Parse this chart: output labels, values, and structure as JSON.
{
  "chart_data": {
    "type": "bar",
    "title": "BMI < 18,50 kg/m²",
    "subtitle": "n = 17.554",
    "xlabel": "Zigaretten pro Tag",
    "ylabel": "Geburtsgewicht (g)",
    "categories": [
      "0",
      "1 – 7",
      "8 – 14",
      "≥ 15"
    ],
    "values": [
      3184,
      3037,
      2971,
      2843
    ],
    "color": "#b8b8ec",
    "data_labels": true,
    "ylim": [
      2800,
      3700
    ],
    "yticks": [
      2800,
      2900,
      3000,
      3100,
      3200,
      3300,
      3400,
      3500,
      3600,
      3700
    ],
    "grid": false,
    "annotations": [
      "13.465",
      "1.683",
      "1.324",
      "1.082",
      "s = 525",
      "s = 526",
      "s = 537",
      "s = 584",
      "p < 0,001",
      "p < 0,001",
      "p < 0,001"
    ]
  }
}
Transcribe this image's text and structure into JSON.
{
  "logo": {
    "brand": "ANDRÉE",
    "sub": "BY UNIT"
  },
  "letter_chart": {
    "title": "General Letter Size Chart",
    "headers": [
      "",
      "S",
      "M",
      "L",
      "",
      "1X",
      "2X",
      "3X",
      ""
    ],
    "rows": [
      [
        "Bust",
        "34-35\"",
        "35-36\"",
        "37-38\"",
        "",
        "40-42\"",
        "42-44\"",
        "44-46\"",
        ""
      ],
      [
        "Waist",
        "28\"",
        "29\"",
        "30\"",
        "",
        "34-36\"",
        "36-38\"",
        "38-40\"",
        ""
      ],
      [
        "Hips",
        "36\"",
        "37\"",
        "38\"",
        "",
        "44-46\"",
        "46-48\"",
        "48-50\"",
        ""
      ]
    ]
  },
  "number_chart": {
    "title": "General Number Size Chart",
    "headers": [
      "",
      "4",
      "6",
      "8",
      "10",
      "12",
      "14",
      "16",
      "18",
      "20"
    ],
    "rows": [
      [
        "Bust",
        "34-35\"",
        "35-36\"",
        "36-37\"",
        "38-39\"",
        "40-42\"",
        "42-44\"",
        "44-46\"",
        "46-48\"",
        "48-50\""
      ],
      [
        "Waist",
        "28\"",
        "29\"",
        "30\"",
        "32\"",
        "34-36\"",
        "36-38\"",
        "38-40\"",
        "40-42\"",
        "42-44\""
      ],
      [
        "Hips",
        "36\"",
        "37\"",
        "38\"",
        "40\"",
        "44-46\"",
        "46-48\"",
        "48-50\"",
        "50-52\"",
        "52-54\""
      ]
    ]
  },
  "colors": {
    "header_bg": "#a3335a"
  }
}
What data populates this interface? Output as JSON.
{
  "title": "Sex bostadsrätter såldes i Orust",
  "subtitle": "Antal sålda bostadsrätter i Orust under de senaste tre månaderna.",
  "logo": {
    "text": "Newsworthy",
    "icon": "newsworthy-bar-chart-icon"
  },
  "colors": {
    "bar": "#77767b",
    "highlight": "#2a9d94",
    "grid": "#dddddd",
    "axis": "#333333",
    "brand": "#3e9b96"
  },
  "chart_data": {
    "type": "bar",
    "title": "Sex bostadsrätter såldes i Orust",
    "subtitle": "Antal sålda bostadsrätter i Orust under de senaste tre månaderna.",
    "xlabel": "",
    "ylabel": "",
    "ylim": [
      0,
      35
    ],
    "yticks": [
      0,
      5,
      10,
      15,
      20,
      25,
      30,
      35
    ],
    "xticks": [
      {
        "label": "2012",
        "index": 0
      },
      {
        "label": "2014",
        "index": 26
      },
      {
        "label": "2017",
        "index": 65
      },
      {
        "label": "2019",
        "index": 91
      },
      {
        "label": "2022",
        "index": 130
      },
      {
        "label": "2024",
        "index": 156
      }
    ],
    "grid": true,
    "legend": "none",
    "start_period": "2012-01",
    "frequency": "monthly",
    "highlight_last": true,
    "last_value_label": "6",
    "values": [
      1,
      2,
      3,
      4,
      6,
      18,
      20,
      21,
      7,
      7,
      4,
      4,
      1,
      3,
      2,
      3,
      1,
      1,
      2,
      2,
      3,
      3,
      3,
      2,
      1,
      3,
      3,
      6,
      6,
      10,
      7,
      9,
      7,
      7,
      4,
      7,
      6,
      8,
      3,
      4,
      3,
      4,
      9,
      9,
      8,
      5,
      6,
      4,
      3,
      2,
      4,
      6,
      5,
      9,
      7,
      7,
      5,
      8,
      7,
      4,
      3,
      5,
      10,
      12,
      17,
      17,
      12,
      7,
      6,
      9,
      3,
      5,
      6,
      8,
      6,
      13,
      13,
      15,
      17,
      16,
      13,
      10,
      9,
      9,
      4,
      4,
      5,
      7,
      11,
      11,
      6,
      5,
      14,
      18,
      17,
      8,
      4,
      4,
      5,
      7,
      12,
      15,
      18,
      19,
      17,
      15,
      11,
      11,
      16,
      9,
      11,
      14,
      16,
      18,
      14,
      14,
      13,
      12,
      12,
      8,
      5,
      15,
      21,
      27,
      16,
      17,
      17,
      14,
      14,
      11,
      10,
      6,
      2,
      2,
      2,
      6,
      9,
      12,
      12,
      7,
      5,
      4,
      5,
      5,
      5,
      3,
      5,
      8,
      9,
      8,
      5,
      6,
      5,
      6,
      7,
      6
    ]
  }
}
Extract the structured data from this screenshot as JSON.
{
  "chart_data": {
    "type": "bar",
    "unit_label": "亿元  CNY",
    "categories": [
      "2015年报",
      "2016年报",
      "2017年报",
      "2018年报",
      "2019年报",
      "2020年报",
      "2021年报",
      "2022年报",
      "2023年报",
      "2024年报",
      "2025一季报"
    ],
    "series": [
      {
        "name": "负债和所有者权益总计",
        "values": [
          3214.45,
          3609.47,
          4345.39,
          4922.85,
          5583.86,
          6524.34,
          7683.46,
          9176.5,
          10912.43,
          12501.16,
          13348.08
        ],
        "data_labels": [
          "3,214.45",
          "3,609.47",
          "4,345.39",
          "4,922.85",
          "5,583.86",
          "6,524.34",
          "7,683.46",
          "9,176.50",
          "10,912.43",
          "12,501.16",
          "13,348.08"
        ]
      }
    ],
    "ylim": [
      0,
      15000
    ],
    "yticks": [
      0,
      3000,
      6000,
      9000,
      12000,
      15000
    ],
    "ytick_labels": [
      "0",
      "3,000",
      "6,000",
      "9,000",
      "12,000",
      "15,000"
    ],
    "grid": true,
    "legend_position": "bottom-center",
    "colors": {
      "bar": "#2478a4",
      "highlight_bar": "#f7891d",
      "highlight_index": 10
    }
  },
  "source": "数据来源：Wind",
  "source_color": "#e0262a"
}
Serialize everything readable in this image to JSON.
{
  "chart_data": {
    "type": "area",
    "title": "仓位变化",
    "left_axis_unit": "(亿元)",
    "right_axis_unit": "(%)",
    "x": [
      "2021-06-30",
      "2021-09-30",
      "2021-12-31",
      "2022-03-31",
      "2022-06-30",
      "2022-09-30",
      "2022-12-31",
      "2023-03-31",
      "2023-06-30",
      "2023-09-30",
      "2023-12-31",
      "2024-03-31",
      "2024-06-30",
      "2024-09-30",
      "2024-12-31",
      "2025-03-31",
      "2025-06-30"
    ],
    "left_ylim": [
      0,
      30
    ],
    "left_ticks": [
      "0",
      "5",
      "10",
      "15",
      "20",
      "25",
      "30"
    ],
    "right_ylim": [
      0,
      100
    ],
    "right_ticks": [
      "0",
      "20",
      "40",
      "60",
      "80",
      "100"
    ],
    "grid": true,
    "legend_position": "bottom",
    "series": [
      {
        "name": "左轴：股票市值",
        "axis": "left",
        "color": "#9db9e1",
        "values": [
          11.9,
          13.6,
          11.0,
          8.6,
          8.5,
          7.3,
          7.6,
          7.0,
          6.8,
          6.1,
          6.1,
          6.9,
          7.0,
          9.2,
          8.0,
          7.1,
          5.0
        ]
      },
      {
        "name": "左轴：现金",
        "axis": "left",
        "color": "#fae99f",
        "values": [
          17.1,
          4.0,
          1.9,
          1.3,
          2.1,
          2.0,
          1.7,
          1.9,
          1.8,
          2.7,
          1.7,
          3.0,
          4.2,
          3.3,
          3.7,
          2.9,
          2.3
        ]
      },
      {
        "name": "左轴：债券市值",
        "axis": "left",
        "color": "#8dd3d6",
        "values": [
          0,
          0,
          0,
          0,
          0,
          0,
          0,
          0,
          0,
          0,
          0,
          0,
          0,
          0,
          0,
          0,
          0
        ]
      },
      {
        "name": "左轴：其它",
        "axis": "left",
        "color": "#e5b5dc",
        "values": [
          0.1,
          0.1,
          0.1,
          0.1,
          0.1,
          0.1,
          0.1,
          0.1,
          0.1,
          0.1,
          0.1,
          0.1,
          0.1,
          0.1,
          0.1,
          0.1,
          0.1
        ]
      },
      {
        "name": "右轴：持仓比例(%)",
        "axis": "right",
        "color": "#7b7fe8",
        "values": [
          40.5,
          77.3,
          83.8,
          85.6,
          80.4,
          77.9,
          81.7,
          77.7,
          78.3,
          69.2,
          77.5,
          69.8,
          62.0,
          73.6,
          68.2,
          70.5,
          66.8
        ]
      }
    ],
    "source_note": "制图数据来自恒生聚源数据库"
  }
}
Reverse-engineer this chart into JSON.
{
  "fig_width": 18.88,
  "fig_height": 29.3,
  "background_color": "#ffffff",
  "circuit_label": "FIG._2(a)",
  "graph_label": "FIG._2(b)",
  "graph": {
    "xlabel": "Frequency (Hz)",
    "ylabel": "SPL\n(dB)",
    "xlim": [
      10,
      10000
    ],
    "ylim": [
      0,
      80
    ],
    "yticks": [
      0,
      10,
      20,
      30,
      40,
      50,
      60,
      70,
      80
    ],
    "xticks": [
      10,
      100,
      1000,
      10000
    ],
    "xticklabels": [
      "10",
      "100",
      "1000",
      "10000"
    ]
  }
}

○ ○ ○ ○ ○

## [Written instruction]
Return a copy of every line that includes the word "senaste".

## [Answer to this exercise]
  "subtitle": "Antal sålda bostadsrätter i Orust under de senaste tre månaderna.",
    "subtitle": "Antal sålda bostadsrätter i Orust under de senaste tre månaderna.",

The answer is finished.